* _What to produce_:
Find each line with the string "this" and report it.

--- Start Working data ---

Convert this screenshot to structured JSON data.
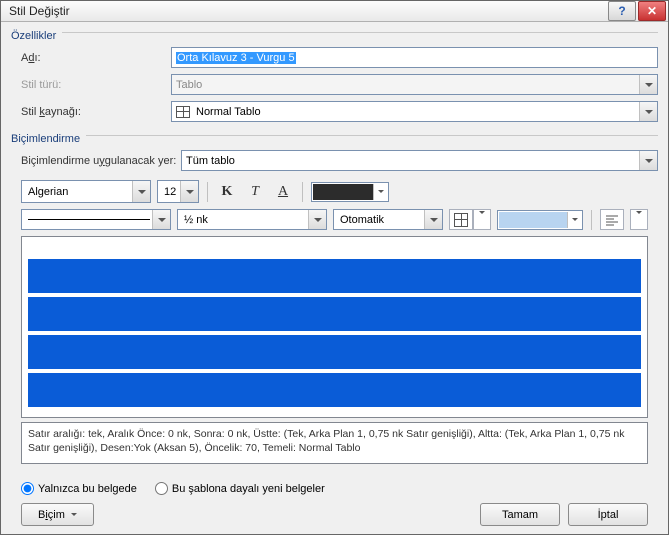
{
  "title": "Stil Değiştir",
  "groups": {
    "props": "Özellikler",
    "format": "Biçimlendirme"
  },
  "props": {
    "name_label_pre": "A",
    "name_label_ul": "d",
    "name_label_post": "ı:",
    "name_value": "Orta Kılavuz 3 - Vurgu 5",
    "type_label": "Stil türü:",
    "type_value": "Tablo",
    "based_label_pre": "Stil ",
    "based_label_ul": "k",
    "based_label_post": "aynağı:",
    "based_value": "Normal Tablo"
  },
  "format": {
    "apply_label_pre": "Biçimlendirme u",
    "apply_label_ul": "y",
    "apply_label_post": "gulanacak yer:",
    "apply_value": "Tüm tablo",
    "font_name": "Algerian",
    "font_size": "12",
    "bold": "K",
    "italic": "T",
    "underline": "A",
    "font_color": "#2c2c2c",
    "border_weight": "½ nk",
    "border_color_label": "Otomatik",
    "fill_color": "#b8d4f0",
    "cell_color": "#0a5cd7"
  },
  "description": "Satır aralığı:  tek, Aralık Önce:  0 nk, Sonra:  0 nk, Üstte: (Tek, Arka Plan 1,  0,75 nk Satır genişliği), Altta: (Tek, Arka Plan 1,  0,75 nk Satır genişliği), Desen:Yok (Aksan 5), Öncelik: 70, Temeli: Normal Tablo",
  "radios": {
    "doc": "Yalnızca bu belgede",
    "template": "Bu şablona dayalı yeni belgeler"
  },
  "buttons": {
    "format_pre": "B",
    "format_ul": "i",
    "format_post": "çim",
    "ok": "Tamam",
    "cancel": "İptal"
  }
}
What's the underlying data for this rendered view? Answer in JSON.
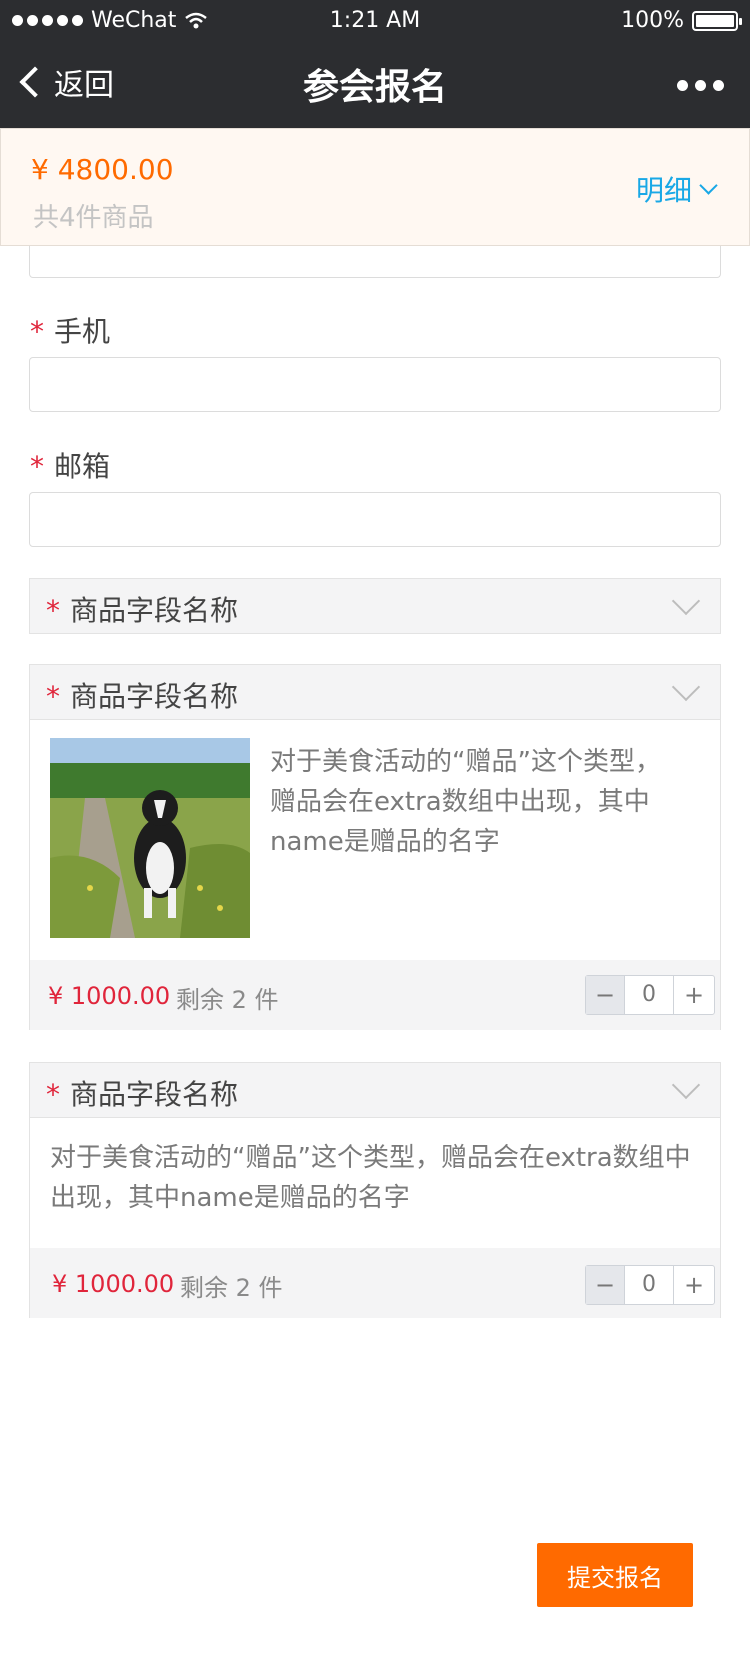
{
  "status_bar": {
    "carrier": "WeChat",
    "time": "1:21 AM",
    "battery": "100%"
  },
  "nav": {
    "back_label": "返回",
    "title": "参会报名"
  },
  "summary": {
    "price": "¥ 4800.00",
    "count": "共4件商品",
    "detail_label": "明细"
  },
  "form": {
    "phone_label": "手机",
    "email_label": "邮箱",
    "required_mark": "*"
  },
  "products": [
    {
      "field_label": "商品字段名称"
    },
    {
      "field_label": "商品字段名称",
      "description": "对于美食活动的“赠品”这个类型，赠品会在extra数组中出现，其中name是赠品的名字",
      "price": "¥ 1000.00",
      "remaining": "剩余 2 件",
      "quantity": "0"
    },
    {
      "field_label": "商品字段名称",
      "description": "对于美食活动的“赠品”这个类型，赠品会在extra数组中出现，其中name是赠品的名字",
      "price": "¥ 1000.00",
      "remaining": "剩余 2 件",
      "quantity": "0"
    }
  ],
  "stepper": {
    "minus": "−",
    "plus": "+"
  },
  "submit_label": "提交报名",
  "colors": {
    "accent": "#ff6a00",
    "link": "#19a8e6",
    "required": "#e0253b",
    "nav_bg": "#2c2d30"
  }
}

--- End Working data ---

* _Exercise answer_:
Convert this screenshot to structured JSON data.
What's the underlying data for this rendered view? Answer in JSON.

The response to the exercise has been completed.